-- RECORDS TO USE --
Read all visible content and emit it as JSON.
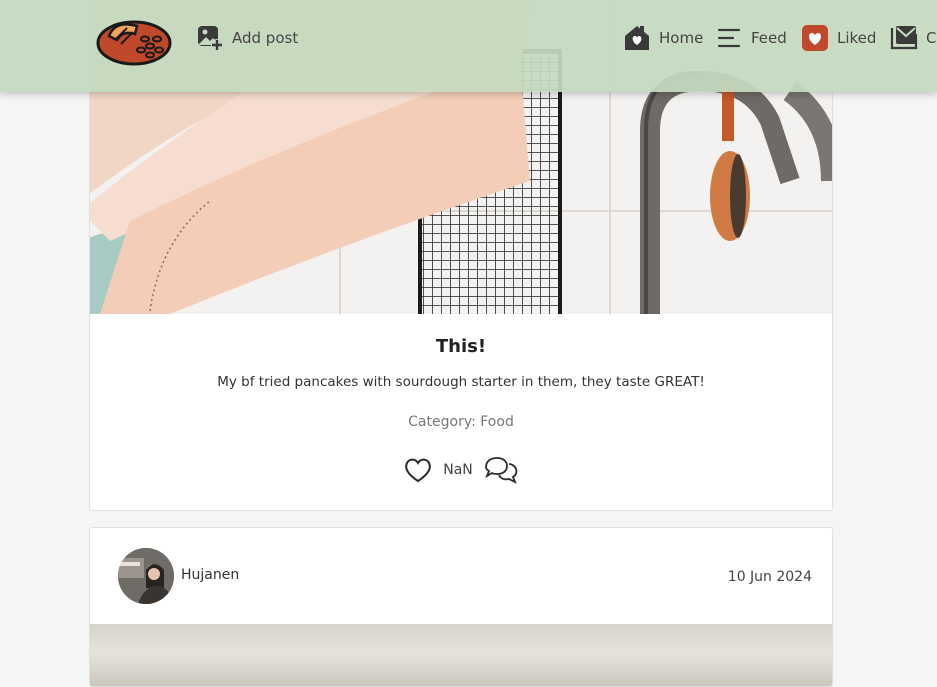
{
  "nav": {
    "add_post": "Add post",
    "home": "Home",
    "feed": "Feed",
    "liked": "Liked",
    "contact": "Co"
  },
  "posts": [
    {
      "title": "This!",
      "text": "My bf tried pancakes with sourdough starter in them, they taste GREAT!",
      "category": "Category: Food",
      "likes": "NaN"
    },
    {
      "author": "Hujanen",
      "date": "10 Jun 2024"
    }
  ],
  "colors": {
    "navbar": "#c4dac0",
    "accent": "#c0492b",
    "icon": "#3a3a3a"
  },
  "icons": [
    "bread-logo",
    "add-image-icon",
    "home-icon",
    "feed-icon",
    "heart-icon",
    "mail-icon",
    "comment-icon"
  ]
}
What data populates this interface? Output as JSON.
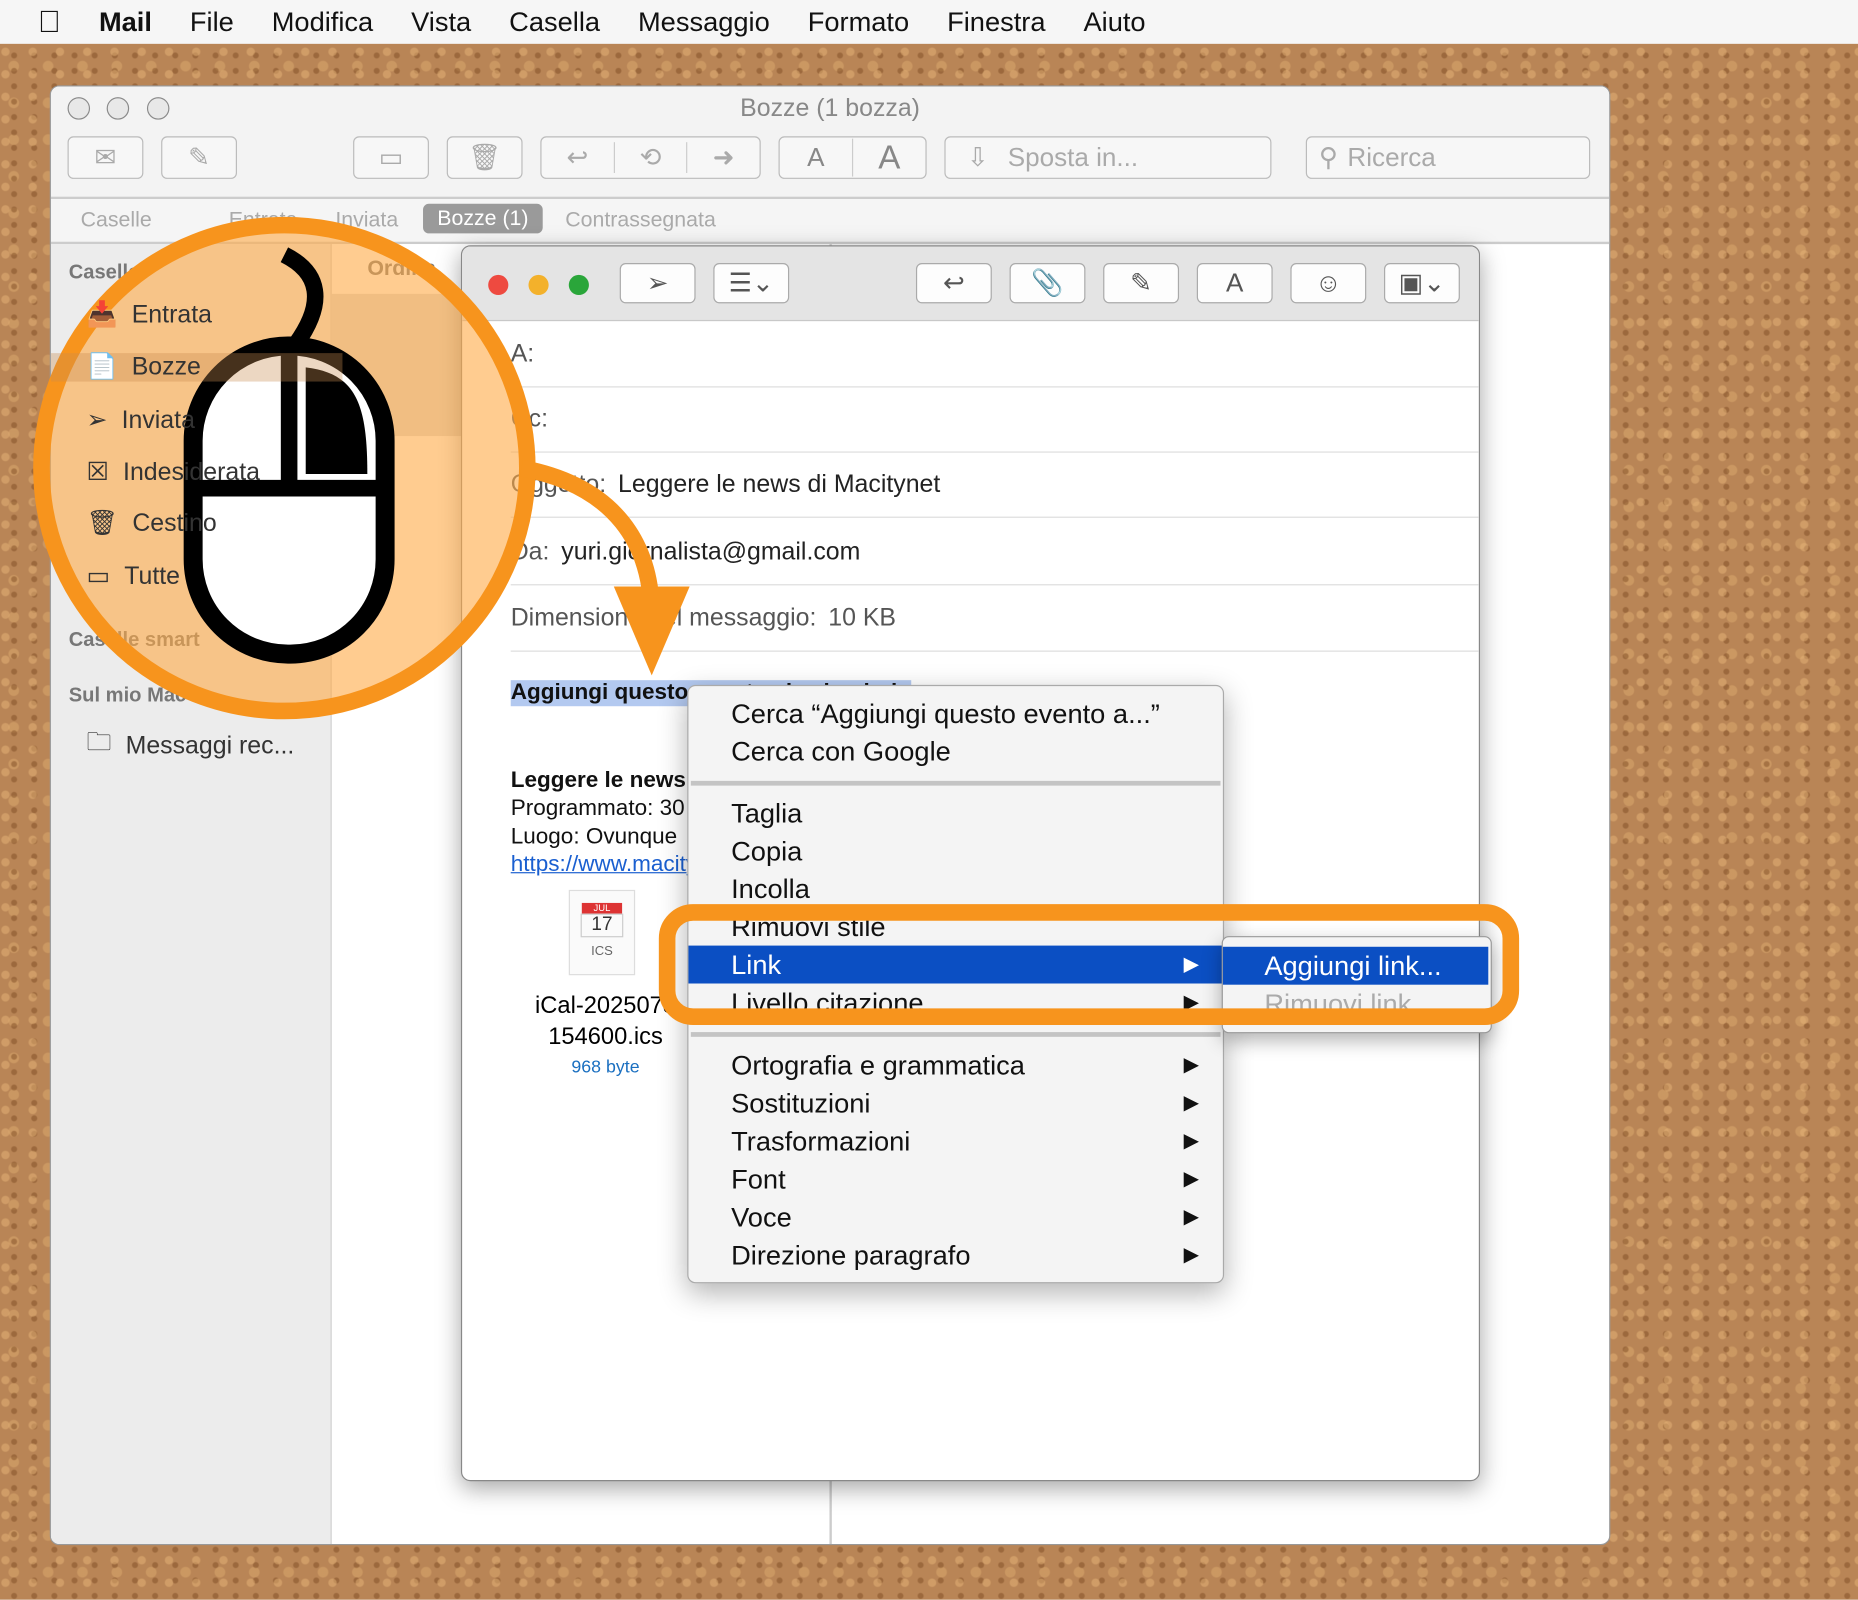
{
  "menubar": {
    "app": "Mail",
    "items": [
      "File",
      "Modifica",
      "Vista",
      "Casella",
      "Messaggio",
      "Formato",
      "Finestra",
      "Aiuto"
    ]
  },
  "main_window": {
    "title": "Bozze (1 bozza)",
    "move_label": "Sposta in...",
    "search_placeholder": "Ricerca",
    "tabs": [
      "Caselle",
      "Entrata",
      "Inviata",
      "Bozze (1)",
      "Contrassegnata"
    ],
    "sidebar": {
      "header": "Caselle",
      "items": [
        "Entrata",
        "Bozze",
        "Inviata",
        "Indesiderata",
        "Cestino",
        "Tutte"
      ],
      "smart": "Caselle smart",
      "onmac": "Sul mio Mac",
      "folder": "Messaggi rec..."
    },
    "list_sort": "Ordina"
  },
  "compose": {
    "to_label": "A:",
    "cc_label": "Cc:",
    "subject_label": "Oggetto:",
    "subject": "Leggere le news di Macitynet",
    "from_label": "Da:",
    "from": "yuri.giornalista@gmail.com",
    "size_label": "Dimensione del messaggio:",
    "size": "10 KB",
    "selected_text": "Aggiungi questo evento al calendario",
    "event_title": "Leggere le news",
    "scheduled": "Programmato: 30",
    "location": "Luogo: Ovunque",
    "link": "https://www.macitynet.it",
    "attachment": {
      "icon_month": "JUL",
      "icon_day": "17",
      "icon_type": "ICS",
      "name1": "iCal-2025073",
      "name2": "154600.ics",
      "size": "968 byte"
    }
  },
  "context_menu": {
    "items": [
      {
        "label": "Cerca “Aggiungi questo evento a...”"
      },
      {
        "label": "Cerca con Google"
      },
      {
        "label": "Taglia"
      },
      {
        "label": "Copia"
      },
      {
        "label": "Incolla"
      },
      {
        "label": "Rimuovi stile"
      },
      {
        "label": "Link",
        "submenu": true,
        "selected": true
      },
      {
        "label": "Livello citazione",
        "submenu": true
      },
      {
        "label": "Ortografia e grammatica",
        "submenu": true
      },
      {
        "label": "Sostituzioni",
        "submenu": true
      },
      {
        "label": "Trasformazioni",
        "submenu": true
      },
      {
        "label": "Font",
        "submenu": true
      },
      {
        "label": "Voce",
        "submenu": true
      },
      {
        "label": "Direzione paragrafo",
        "submenu": true
      }
    ],
    "submenu": [
      "Aggiungi link...",
      "Rimuovi link"
    ]
  },
  "colors": {
    "highlight": "#0b4fc3",
    "annotation": "#f7941d",
    "selection": "#b3c9f0"
  }
}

-- GIVEN TASK --
Reproduce the listing word for word and omit its pictures.

-- REPLY TO THE TASK --
Read all visible content and emit it as JSON.
{
  "nav": {
    "add_post": "Add post",
    "home": "Home",
    "feed": "Feed",
    "liked": "Liked",
    "contact": "Co"
  },
  "posts": [
    {
      "title": "This!",
      "text": "My bf tried pancakes with sourdough starter in them, they taste GREAT!",
      "category": "Category: Food",
      "likes": "NaN"
    },
    {
      "author": "Hujanen",
      "date": "10 Jun 2024"
    }
  ],
  "colors": {
    "navbar": "#c4dac0",
    "accent": "#c0492b",
    "icon": "#3a3a3a"
  },
  "icons": [
    "bread-logo",
    "add-image-icon",
    "home-icon",
    "feed-icon",
    "heart-icon",
    "mail-icon",
    "comment-icon"
  ]
}
What data populates this interface? Output as JSON.
{
  "menubar": {
    "app": "Mail",
    "items": [
      "File",
      "Modifica",
      "Vista",
      "Casella",
      "Messaggio",
      "Formato",
      "Finestra",
      "Aiuto"
    ]
  },
  "main_window": {
    "title": "Bozze (1 bozza)",
    "move_label": "Sposta in...",
    "search_placeholder": "Ricerca",
    "tabs": [
      "Caselle",
      "Entrata",
      "Inviata",
      "Bozze (1)",
      "Contrassegnata"
    ],
    "sidebar": {
      "header": "Caselle",
      "items": [
        "Entrata",
        "Bozze",
        "Inviata",
        "Indesiderata",
        "Cestino",
        "Tutte"
      ],
      "smart": "Caselle smart",
      "onmac": "Sul mio Mac",
      "folder": "Messaggi rec..."
    },
    "list_sort": "Ordina"
  },
  "compose": {
    "to_label": "A:",
    "cc_label": "Cc:",
    "subject_label": "Oggetto:",
    "subject": "Leggere le news di Macitynet",
    "from_label": "Da:",
    "from": "yuri.giornalista@gmail.com",
    "size_label": "Dimensione del messaggio:",
    "size": "10 KB",
    "selected_text": "Aggiungi questo evento al calendario",
    "event_title": "Leggere le news",
    "scheduled": "Programmato: 30",
    "location": "Luogo: Ovunque",
    "link": "https://www.macitynet.it",
    "attachment": {
      "icon_month": "JUL",
      "icon_day": "17",
      "icon_type": "ICS",
      "name1": "iCal-2025073",
      "name2": "154600.ics",
      "size": "968 byte"
    }
  },
  "context_menu": {
    "items": [
      {
        "label": "Cerca “Aggiungi questo evento a...”"
      },
      {
        "label": "Cerca con Google"
      },
      {
        "label": "Taglia"
      },
      {
        "label": "Copia"
      },
      {
        "label": "Incolla"
      },
      {
        "label": "Rimuovi stile"
      },
      {
        "label": "Link",
        "submenu": true,
        "selected": true
      },
      {
        "label": "Livello citazione",
        "submenu": true
      },
      {
        "label": "Ortografia e grammatica",
        "submenu": true
      },
      {
        "label": "Sostituzioni",
        "submenu": true
      },
      {
        "label": "Trasformazioni",
        "submenu": true
      },
      {
        "label": "Font",
        "submenu": true
      },
      {
        "label": "Voce",
        "submenu": true
      },
      {
        "label": "Direzione paragrafo",
        "submenu": true
      }
    ],
    "submenu": [
      "Aggiungi link...",
      "Rimuovi link"
    ]
  },
  "colors": {
    "highlight": "#0b4fc3",
    "annotation": "#f7941d",
    "selection": "#b3c9f0"
  }
}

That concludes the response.